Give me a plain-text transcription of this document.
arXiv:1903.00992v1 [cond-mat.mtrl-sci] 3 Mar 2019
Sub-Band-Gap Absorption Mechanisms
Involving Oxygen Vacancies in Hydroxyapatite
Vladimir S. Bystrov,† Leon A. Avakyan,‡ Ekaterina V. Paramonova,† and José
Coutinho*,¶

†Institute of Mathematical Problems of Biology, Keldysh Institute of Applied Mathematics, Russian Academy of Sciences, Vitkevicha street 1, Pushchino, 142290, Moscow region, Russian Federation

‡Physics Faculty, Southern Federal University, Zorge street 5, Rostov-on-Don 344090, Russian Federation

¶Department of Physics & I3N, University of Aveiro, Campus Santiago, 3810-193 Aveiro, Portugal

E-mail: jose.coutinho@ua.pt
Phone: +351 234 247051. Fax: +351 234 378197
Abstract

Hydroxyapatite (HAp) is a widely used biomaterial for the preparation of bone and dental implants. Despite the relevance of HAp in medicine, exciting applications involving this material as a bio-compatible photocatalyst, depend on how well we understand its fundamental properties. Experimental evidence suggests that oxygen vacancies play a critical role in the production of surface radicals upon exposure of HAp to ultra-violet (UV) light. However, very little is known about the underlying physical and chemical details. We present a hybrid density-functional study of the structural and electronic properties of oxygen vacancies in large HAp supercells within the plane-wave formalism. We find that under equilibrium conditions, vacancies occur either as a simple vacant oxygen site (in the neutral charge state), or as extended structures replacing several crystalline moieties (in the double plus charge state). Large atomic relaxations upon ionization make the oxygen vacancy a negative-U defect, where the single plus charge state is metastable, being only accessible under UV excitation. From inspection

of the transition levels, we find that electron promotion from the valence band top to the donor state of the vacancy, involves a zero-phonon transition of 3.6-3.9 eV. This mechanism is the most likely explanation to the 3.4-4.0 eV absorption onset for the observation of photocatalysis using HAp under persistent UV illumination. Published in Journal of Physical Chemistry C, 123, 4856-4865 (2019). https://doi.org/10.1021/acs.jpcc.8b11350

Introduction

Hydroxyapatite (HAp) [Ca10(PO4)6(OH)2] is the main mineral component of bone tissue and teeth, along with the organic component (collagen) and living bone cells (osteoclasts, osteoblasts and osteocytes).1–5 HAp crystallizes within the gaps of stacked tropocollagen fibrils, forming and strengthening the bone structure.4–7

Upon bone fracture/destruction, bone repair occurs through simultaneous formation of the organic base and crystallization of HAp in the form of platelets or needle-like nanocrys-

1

Task to complete:
A word-for-word copy of the data is the expected answer.

Solution for this task:
Give me a plain-text transcription of this document.
arXiv:1903.00992v1 [cond-mat.mtrl-sci] 3 Mar 2019
Sub-Band-Gap Absorption Mechanisms
Involving Oxygen Vacancies in Hydroxyapatite
Vladimir S. Bystrov,† Leon A. Avakyan,‡ Ekaterina V. Paramonova,† and José
Coutinho*,¶

†Institute of Mathematical Problems of Biology, Keldysh Institute of Applied Mathematics, Russian Academy of Sciences, Vitkevicha street 1, Pushchino, 142290, Moscow region, Russian Federation

‡Physics Faculty, Southern Federal University, Zorge street 5, Rostov-on-Don 344090, Russian Federation

¶Department of Physics & I3N, University of Aveiro, Campus Santiago, 3810-193 Aveiro, Portugal

E-mail: jose.coutinho@ua.pt
Phone: +351 234 247051. Fax: +351 234 378197
Abstract

Hydroxyapatite (HAp) is a widely used biomaterial for the preparation of bone and dental implants. Despite the relevance of HAp in medicine, exciting applications involving this material as a bio-compatible photocatalyst, depend on how well we understand its fundamental properties. Experimental evidence suggests that oxygen vacancies play a critical role in the production of surface radicals upon exposure of HAp to ultra-violet (UV) light. However, very little is known about the underlying physical and chemical details. We present a hybrid density-functional study of the structural and electronic properties of oxygen vacancies in large HAp supercells within the plane-wave formalism. We find that under equilibrium conditions, vacancies occur either as a simple vacant oxygen site (in the neutral charge state), or as extended structures replacing several crystalline moieties (in the double plus charge state). Large atomic relaxations upon ionization make the oxygen vacancy a negative-U defect, where the single plus charge state is metastable, being only accessible under UV excitation. From inspection

of the transition levels, we find that electron promotion from the valence band top to the donor state of the vacancy, involves a zero-phonon transition of 3.6-3.9 eV. This mechanism is the most likely explanation to the 3.4-4.0 eV absorption onset for the observation of photocatalysis using HAp under persistent UV illumination. Published in Journal of Physical Chemistry C, 123, 4856-4865 (2019). https://doi.org/10.1021/acs.jpcc.8b11350

Introduction

Hydroxyapatite (HAp) [Ca10(PO4)6(OH)2] is the main mineral component of bone tissue and teeth, along with the organic component (collagen) and living bone cells (osteoclasts, osteoblasts and osteocytes).1–5 HAp crystallizes within the gaps of stacked tropocollagen fibrils, forming and strengthening the bone structure.4–7

Upon bone fracture/destruction, bone repair occurs through simultaneous formation of the organic base and crystallization of HAp in the form of platelets or needle-like nanocrys-

1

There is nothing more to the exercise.